What to produce: Return all of the entries word for word, but omit the pictures they contain.

Dataset records:
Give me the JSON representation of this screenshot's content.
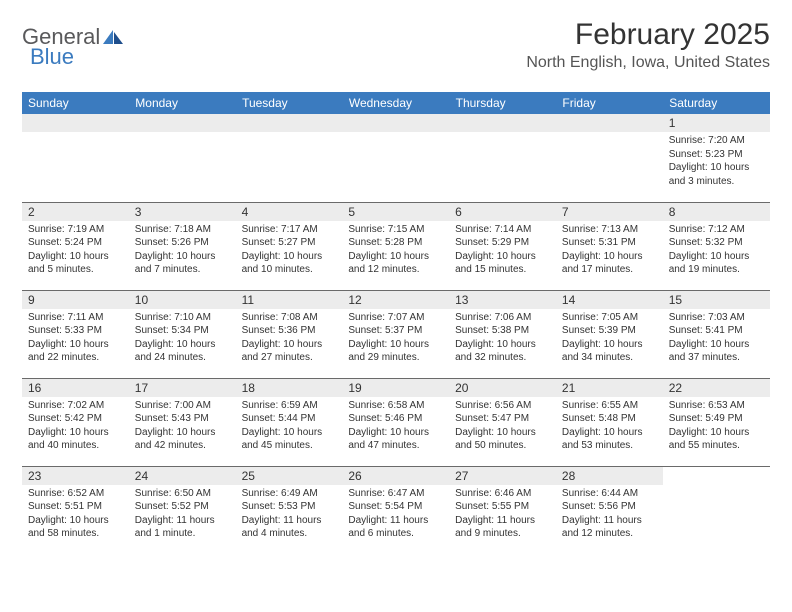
{
  "logo": {
    "general": "General",
    "blue": "Blue"
  },
  "title": "February 2025",
  "location": "North English, Iowa, United States",
  "colors": {
    "header_bg": "#3b7bbf",
    "header_text": "#ffffff",
    "daynum_bg": "#ececec",
    "text": "#333333",
    "rule": "#6a6a6a"
  },
  "fonts": {
    "title_size": 30,
    "location_size": 16,
    "dow_size": 12,
    "daynum_size": 12,
    "body_size": 10
  },
  "days_of_week": [
    "Sunday",
    "Monday",
    "Tuesday",
    "Wednesday",
    "Thursday",
    "Friday",
    "Saturday"
  ],
  "weeks": [
    [
      null,
      null,
      null,
      null,
      null,
      null,
      {
        "n": "1",
        "sr": "Sunrise: 7:20 AM",
        "ss": "Sunset: 5:23 PM",
        "dl": "Daylight: 10 hours and 3 minutes."
      }
    ],
    [
      {
        "n": "2",
        "sr": "Sunrise: 7:19 AM",
        "ss": "Sunset: 5:24 PM",
        "dl": "Daylight: 10 hours and 5 minutes."
      },
      {
        "n": "3",
        "sr": "Sunrise: 7:18 AM",
        "ss": "Sunset: 5:26 PM",
        "dl": "Daylight: 10 hours and 7 minutes."
      },
      {
        "n": "4",
        "sr": "Sunrise: 7:17 AM",
        "ss": "Sunset: 5:27 PM",
        "dl": "Daylight: 10 hours and 10 minutes."
      },
      {
        "n": "5",
        "sr": "Sunrise: 7:15 AM",
        "ss": "Sunset: 5:28 PM",
        "dl": "Daylight: 10 hours and 12 minutes."
      },
      {
        "n": "6",
        "sr": "Sunrise: 7:14 AM",
        "ss": "Sunset: 5:29 PM",
        "dl": "Daylight: 10 hours and 15 minutes."
      },
      {
        "n": "7",
        "sr": "Sunrise: 7:13 AM",
        "ss": "Sunset: 5:31 PM",
        "dl": "Daylight: 10 hours and 17 minutes."
      },
      {
        "n": "8",
        "sr": "Sunrise: 7:12 AM",
        "ss": "Sunset: 5:32 PM",
        "dl": "Daylight: 10 hours and 19 minutes."
      }
    ],
    [
      {
        "n": "9",
        "sr": "Sunrise: 7:11 AM",
        "ss": "Sunset: 5:33 PM",
        "dl": "Daylight: 10 hours and 22 minutes."
      },
      {
        "n": "10",
        "sr": "Sunrise: 7:10 AM",
        "ss": "Sunset: 5:34 PM",
        "dl": "Daylight: 10 hours and 24 minutes."
      },
      {
        "n": "11",
        "sr": "Sunrise: 7:08 AM",
        "ss": "Sunset: 5:36 PM",
        "dl": "Daylight: 10 hours and 27 minutes."
      },
      {
        "n": "12",
        "sr": "Sunrise: 7:07 AM",
        "ss": "Sunset: 5:37 PM",
        "dl": "Daylight: 10 hours and 29 minutes."
      },
      {
        "n": "13",
        "sr": "Sunrise: 7:06 AM",
        "ss": "Sunset: 5:38 PM",
        "dl": "Daylight: 10 hours and 32 minutes."
      },
      {
        "n": "14",
        "sr": "Sunrise: 7:05 AM",
        "ss": "Sunset: 5:39 PM",
        "dl": "Daylight: 10 hours and 34 minutes."
      },
      {
        "n": "15",
        "sr": "Sunrise: 7:03 AM",
        "ss": "Sunset: 5:41 PM",
        "dl": "Daylight: 10 hours and 37 minutes."
      }
    ],
    [
      {
        "n": "16",
        "sr": "Sunrise: 7:02 AM",
        "ss": "Sunset: 5:42 PM",
        "dl": "Daylight: 10 hours and 40 minutes."
      },
      {
        "n": "17",
        "sr": "Sunrise: 7:00 AM",
        "ss": "Sunset: 5:43 PM",
        "dl": "Daylight: 10 hours and 42 minutes."
      },
      {
        "n": "18",
        "sr": "Sunrise: 6:59 AM",
        "ss": "Sunset: 5:44 PM",
        "dl": "Daylight: 10 hours and 45 minutes."
      },
      {
        "n": "19",
        "sr": "Sunrise: 6:58 AM",
        "ss": "Sunset: 5:46 PM",
        "dl": "Daylight: 10 hours and 47 minutes."
      },
      {
        "n": "20",
        "sr": "Sunrise: 6:56 AM",
        "ss": "Sunset: 5:47 PM",
        "dl": "Daylight: 10 hours and 50 minutes."
      },
      {
        "n": "21",
        "sr": "Sunrise: 6:55 AM",
        "ss": "Sunset: 5:48 PM",
        "dl": "Daylight: 10 hours and 53 minutes."
      },
      {
        "n": "22",
        "sr": "Sunrise: 6:53 AM",
        "ss": "Sunset: 5:49 PM",
        "dl": "Daylight: 10 hours and 55 minutes."
      }
    ],
    [
      {
        "n": "23",
        "sr": "Sunrise: 6:52 AM",
        "ss": "Sunset: 5:51 PM",
        "dl": "Daylight: 10 hours and 58 minutes."
      },
      {
        "n": "24",
        "sr": "Sunrise: 6:50 AM",
        "ss": "Sunset: 5:52 PM",
        "dl": "Daylight: 11 hours and 1 minute."
      },
      {
        "n": "25",
        "sr": "Sunrise: 6:49 AM",
        "ss": "Sunset: 5:53 PM",
        "dl": "Daylight: 11 hours and 4 minutes."
      },
      {
        "n": "26",
        "sr": "Sunrise: 6:47 AM",
        "ss": "Sunset: 5:54 PM",
        "dl": "Daylight: 11 hours and 6 minutes."
      },
      {
        "n": "27",
        "sr": "Sunrise: 6:46 AM",
        "ss": "Sunset: 5:55 PM",
        "dl": "Daylight: 11 hours and 9 minutes."
      },
      {
        "n": "28",
        "sr": "Sunrise: 6:44 AM",
        "ss": "Sunset: 5:56 PM",
        "dl": "Daylight: 11 hours and 12 minutes."
      },
      null
    ]
  ]
}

Task solution:
Give me the JSON representation of this screenshot's content.
{
  "logo": {
    "general": "General",
    "blue": "Blue"
  },
  "title": "February 2025",
  "location": "North English, Iowa, United States",
  "colors": {
    "header_bg": "#3b7bbf",
    "header_text": "#ffffff",
    "daynum_bg": "#ececec",
    "text": "#333333",
    "rule": "#6a6a6a"
  },
  "fonts": {
    "title_size": 30,
    "location_size": 16,
    "dow_size": 12,
    "daynum_size": 12,
    "body_size": 10
  },
  "days_of_week": [
    "Sunday",
    "Monday",
    "Tuesday",
    "Wednesday",
    "Thursday",
    "Friday",
    "Saturday"
  ],
  "weeks": [
    [
      null,
      null,
      null,
      null,
      null,
      null,
      {
        "n": "1",
        "sr": "Sunrise: 7:20 AM",
        "ss": "Sunset: 5:23 PM",
        "dl": "Daylight: 10 hours and 3 minutes."
      }
    ],
    [
      {
        "n": "2",
        "sr": "Sunrise: 7:19 AM",
        "ss": "Sunset: 5:24 PM",
        "dl": "Daylight: 10 hours and 5 minutes."
      },
      {
        "n": "3",
        "sr": "Sunrise: 7:18 AM",
        "ss": "Sunset: 5:26 PM",
        "dl": "Daylight: 10 hours and 7 minutes."
      },
      {
        "n": "4",
        "sr": "Sunrise: 7:17 AM",
        "ss": "Sunset: 5:27 PM",
        "dl": "Daylight: 10 hours and 10 minutes."
      },
      {
        "n": "5",
        "sr": "Sunrise: 7:15 AM",
        "ss": "Sunset: 5:28 PM",
        "dl": "Daylight: 10 hours and 12 minutes."
      },
      {
        "n": "6",
        "sr": "Sunrise: 7:14 AM",
        "ss": "Sunset: 5:29 PM",
        "dl": "Daylight: 10 hours and 15 minutes."
      },
      {
        "n": "7",
        "sr": "Sunrise: 7:13 AM",
        "ss": "Sunset: 5:31 PM",
        "dl": "Daylight: 10 hours and 17 minutes."
      },
      {
        "n": "8",
        "sr": "Sunrise: 7:12 AM",
        "ss": "Sunset: 5:32 PM",
        "dl": "Daylight: 10 hours and 19 minutes."
      }
    ],
    [
      {
        "n": "9",
        "sr": "Sunrise: 7:11 AM",
        "ss": "Sunset: 5:33 PM",
        "dl": "Daylight: 10 hours and 22 minutes."
      },
      {
        "n": "10",
        "sr": "Sunrise: 7:10 AM",
        "ss": "Sunset: 5:34 PM",
        "dl": "Daylight: 10 hours and 24 minutes."
      },
      {
        "n": "11",
        "sr": "Sunrise: 7:08 AM",
        "ss": "Sunset: 5:36 PM",
        "dl": "Daylight: 10 hours and 27 minutes."
      },
      {
        "n": "12",
        "sr": "Sunrise: 7:07 AM",
        "ss": "Sunset: 5:37 PM",
        "dl": "Daylight: 10 hours and 29 minutes."
      },
      {
        "n": "13",
        "sr": "Sunrise: 7:06 AM",
        "ss": "Sunset: 5:38 PM",
        "dl": "Daylight: 10 hours and 32 minutes."
      },
      {
        "n": "14",
        "sr": "Sunrise: 7:05 AM",
        "ss": "Sunset: 5:39 PM",
        "dl": "Daylight: 10 hours and 34 minutes."
      },
      {
        "n": "15",
        "sr": "Sunrise: 7:03 AM",
        "ss": "Sunset: 5:41 PM",
        "dl": "Daylight: 10 hours and 37 minutes."
      }
    ],
    [
      {
        "n": "16",
        "sr": "Sunrise: 7:02 AM",
        "ss": "Sunset: 5:42 PM",
        "dl": "Daylight: 10 hours and 40 minutes."
      },
      {
        "n": "17",
        "sr": "Sunrise: 7:00 AM",
        "ss": "Sunset: 5:43 PM",
        "dl": "Daylight: 10 hours and 42 minutes."
      },
      {
        "n": "18",
        "sr": "Sunrise: 6:59 AM",
        "ss": "Sunset: 5:44 PM",
        "dl": "Daylight: 10 hours and 45 minutes."
      },
      {
        "n": "19",
        "sr": "Sunrise: 6:58 AM",
        "ss": "Sunset: 5:46 PM",
        "dl": "Daylight: 10 hours and 47 minutes."
      },
      {
        "n": "20",
        "sr": "Sunrise: 6:56 AM",
        "ss": "Sunset: 5:47 PM",
        "dl": "Daylight: 10 hours and 50 minutes."
      },
      {
        "n": "21",
        "sr": "Sunrise: 6:55 AM",
        "ss": "Sunset: 5:48 PM",
        "dl": "Daylight: 10 hours and 53 minutes."
      },
      {
        "n": "22",
        "sr": "Sunrise: 6:53 AM",
        "ss": "Sunset: 5:49 PM",
        "dl": "Daylight: 10 hours and 55 minutes."
      }
    ],
    [
      {
        "n": "23",
        "sr": "Sunrise: 6:52 AM",
        "ss": "Sunset: 5:51 PM",
        "dl": "Daylight: 10 hours and 58 minutes."
      },
      {
        "n": "24",
        "sr": "Sunrise: 6:50 AM",
        "ss": "Sunset: 5:52 PM",
        "dl": "Daylight: 11 hours and 1 minute."
      },
      {
        "n": "25",
        "sr": "Sunrise: 6:49 AM",
        "ss": "Sunset: 5:53 PM",
        "dl": "Daylight: 11 hours and 4 minutes."
      },
      {
        "n": "26",
        "sr": "Sunrise: 6:47 AM",
        "ss": "Sunset: 5:54 PM",
        "dl": "Daylight: 11 hours and 6 minutes."
      },
      {
        "n": "27",
        "sr": "Sunrise: 6:46 AM",
        "ss": "Sunset: 5:55 PM",
        "dl": "Daylight: 11 hours and 9 minutes."
      },
      {
        "n": "28",
        "sr": "Sunrise: 6:44 AM",
        "ss": "Sunset: 5:56 PM",
        "dl": "Daylight: 11 hours and 12 minutes."
      },
      null
    ]
  ]
}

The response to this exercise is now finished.